**SHORT PROBLEM:** Output the material below in full, exactly as it is.

**EXTRACTED INFORMATION:**
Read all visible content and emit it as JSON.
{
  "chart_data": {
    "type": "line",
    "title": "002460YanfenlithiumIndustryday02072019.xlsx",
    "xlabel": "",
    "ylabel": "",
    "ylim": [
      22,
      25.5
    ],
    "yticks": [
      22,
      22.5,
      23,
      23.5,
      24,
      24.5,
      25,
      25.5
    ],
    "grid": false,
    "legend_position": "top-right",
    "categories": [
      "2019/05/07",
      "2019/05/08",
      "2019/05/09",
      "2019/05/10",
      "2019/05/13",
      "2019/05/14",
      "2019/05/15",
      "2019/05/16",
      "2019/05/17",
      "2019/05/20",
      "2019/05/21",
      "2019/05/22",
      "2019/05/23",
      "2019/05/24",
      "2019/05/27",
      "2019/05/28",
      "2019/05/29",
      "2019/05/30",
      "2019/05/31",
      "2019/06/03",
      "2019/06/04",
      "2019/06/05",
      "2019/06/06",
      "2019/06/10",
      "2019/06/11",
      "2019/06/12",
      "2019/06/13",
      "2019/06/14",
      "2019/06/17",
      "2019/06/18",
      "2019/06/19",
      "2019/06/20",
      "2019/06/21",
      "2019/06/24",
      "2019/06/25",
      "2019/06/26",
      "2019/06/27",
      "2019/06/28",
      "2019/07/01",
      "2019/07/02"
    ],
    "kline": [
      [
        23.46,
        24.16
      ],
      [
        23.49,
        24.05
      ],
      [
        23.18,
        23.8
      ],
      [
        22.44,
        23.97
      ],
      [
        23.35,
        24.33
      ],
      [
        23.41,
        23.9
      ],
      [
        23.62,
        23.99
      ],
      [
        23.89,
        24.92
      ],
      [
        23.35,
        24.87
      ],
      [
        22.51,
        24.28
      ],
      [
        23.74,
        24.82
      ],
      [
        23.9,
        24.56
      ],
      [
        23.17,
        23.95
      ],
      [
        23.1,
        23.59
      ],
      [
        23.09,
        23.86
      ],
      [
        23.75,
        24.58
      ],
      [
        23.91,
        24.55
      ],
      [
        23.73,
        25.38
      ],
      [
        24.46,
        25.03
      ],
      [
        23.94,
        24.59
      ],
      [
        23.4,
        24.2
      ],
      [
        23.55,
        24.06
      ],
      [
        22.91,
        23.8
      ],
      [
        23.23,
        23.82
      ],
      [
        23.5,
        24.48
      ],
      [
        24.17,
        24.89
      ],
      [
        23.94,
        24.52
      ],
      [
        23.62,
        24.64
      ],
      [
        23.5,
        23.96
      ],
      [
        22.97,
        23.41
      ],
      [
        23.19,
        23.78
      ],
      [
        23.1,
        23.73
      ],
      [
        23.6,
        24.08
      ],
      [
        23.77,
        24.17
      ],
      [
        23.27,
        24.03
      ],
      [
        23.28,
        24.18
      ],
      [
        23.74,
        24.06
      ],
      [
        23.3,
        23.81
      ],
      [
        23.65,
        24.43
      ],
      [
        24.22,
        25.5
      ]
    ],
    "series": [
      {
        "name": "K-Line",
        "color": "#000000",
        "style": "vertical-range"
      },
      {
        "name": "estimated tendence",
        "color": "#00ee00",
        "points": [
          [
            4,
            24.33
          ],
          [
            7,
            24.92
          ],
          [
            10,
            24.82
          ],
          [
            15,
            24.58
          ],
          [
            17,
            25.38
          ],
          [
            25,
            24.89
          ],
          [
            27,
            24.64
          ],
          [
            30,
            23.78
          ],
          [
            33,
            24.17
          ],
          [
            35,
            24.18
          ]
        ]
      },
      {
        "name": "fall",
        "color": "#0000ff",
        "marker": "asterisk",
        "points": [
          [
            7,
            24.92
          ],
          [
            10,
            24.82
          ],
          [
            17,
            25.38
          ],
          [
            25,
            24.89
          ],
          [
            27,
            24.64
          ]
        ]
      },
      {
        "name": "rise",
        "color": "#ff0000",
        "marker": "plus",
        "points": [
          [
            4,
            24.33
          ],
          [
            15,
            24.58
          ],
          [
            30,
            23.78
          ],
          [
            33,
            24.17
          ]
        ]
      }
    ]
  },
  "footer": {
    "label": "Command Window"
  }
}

**OUTPUT OF THE TASK:**
Read all visible content and emit it as JSON.
{
  "chart_data": {
    "type": "line",
    "title": "002460YanfenlithiumIndustryday02072019.xlsx",
    "xlabel": "",
    "ylabel": "",
    "ylim": [
      22,
      25.5
    ],
    "yticks": [
      22,
      22.5,
      23,
      23.5,
      24,
      24.5,
      25,
      25.5
    ],
    "grid": false,
    "legend_position": "top-right",
    "categories": [
      "2019/05/07",
      "2019/05/08",
      "2019/05/09",
      "2019/05/10",
      "2019/05/13",
      "2019/05/14",
      "2019/05/15",
      "2019/05/16",
      "2019/05/17",
      "2019/05/20",
      "2019/05/21",
      "2019/05/22",
      "2019/05/23",
      "2019/05/24",
      "2019/05/27",
      "2019/05/28",
      "2019/05/29",
      "2019/05/30",
      "2019/05/31",
      "2019/06/03",
      "2019/06/04",
      "2019/06/05",
      "2019/06/06",
      "2019/06/10",
      "2019/06/11",
      "2019/06/12",
      "2019/06/13",
      "2019/06/14",
      "2019/06/17",
      "2019/06/18",
      "2019/06/19",
      "2019/06/20",
      "2019/06/21",
      "2019/06/24",
      "2019/06/25",
      "2019/06/26",
      "2019/06/27",
      "2019/06/28",
      "2019/07/01",
      "2019/07/02"
    ],
    "kline": [
      [
        23.46,
        24.16
      ],
      [
        23.49,
        24.05
      ],
      [
        23.18,
        23.8
      ],
      [
        22.44,
        23.97
      ],
      [
        23.35,
        24.33
      ],
      [
        23.41,
        23.9
      ],
      [
        23.62,
        23.99
      ],
      [
        23.89,
        24.92
      ],
      [
        23.35,
        24.87
      ],
      [
        22.51,
        24.28
      ],
      [
        23.74,
        24.82
      ],
      [
        23.9,
        24.56
      ],
      [
        23.17,
        23.95
      ],
      [
        23.1,
        23.59
      ],
      [
        23.09,
        23.86
      ],
      [
        23.75,
        24.58
      ],
      [
        23.91,
        24.55
      ],
      [
        23.73,
        25.38
      ],
      [
        24.46,
        25.03
      ],
      [
        23.94,
        24.59
      ],
      [
        23.4,
        24.2
      ],
      [
        23.55,
        24.06
      ],
      [
        22.91,
        23.8
      ],
      [
        23.23,
        23.82
      ],
      [
        23.5,
        24.48
      ],
      [
        24.17,
        24.89
      ],
      [
        23.94,
        24.52
      ],
      [
        23.62,
        24.64
      ],
      [
        23.5,
        23.96
      ],
      [
        22.97,
        23.41
      ],
      [
        23.19,
        23.78
      ],
      [
        23.1,
        23.73
      ],
      [
        23.6,
        24.08
      ],
      [
        23.77,
        24.17
      ],
      [
        23.27,
        24.03
      ],
      [
        23.28,
        24.18
      ],
      [
        23.74,
        24.06
      ],
      [
        23.3,
        23.81
      ],
      [
        23.65,
        24.43
      ],
      [
        24.22,
        25.5
      ]
    ],
    "series": [
      {
        "name": "K-Line",
        "color": "#000000",
        "style": "vertical-range"
      },
      {
        "name": "estimated tendence",
        "color": "#00ee00",
        "points": [
          [
            4,
            24.33
          ],
          [
            7,
            24.92
          ],
          [
            10,
            24.82
          ],
          [
            15,
            24.58
          ],
          [
            17,
            25.38
          ],
          [
            25,
            24.89
          ],
          [
            27,
            24.64
          ],
          [
            30,
            23.78
          ],
          [
            33,
            24.17
          ],
          [
            35,
            24.18
          ]
        ]
      },
      {
        "name": "fall",
        "color": "#0000ff",
        "marker": "asterisk",
        "points": [
          [
            7,
            24.92
          ],
          [
            10,
            24.82
          ],
          [
            17,
            25.38
          ],
          [
            25,
            24.89
          ],
          [
            27,
            24.64
          ]
        ]
      },
      {
        "name": "rise",
        "color": "#ff0000",
        "marker": "plus",
        "points": [
          [
            4,
            24.33
          ],
          [
            15,
            24.58
          ],
          [
            30,
            23.78
          ],
          [
            33,
            24.17
          ]
        ]
      }
    ]
  },
  "footer": {
    "label": "Command Window"
  }
}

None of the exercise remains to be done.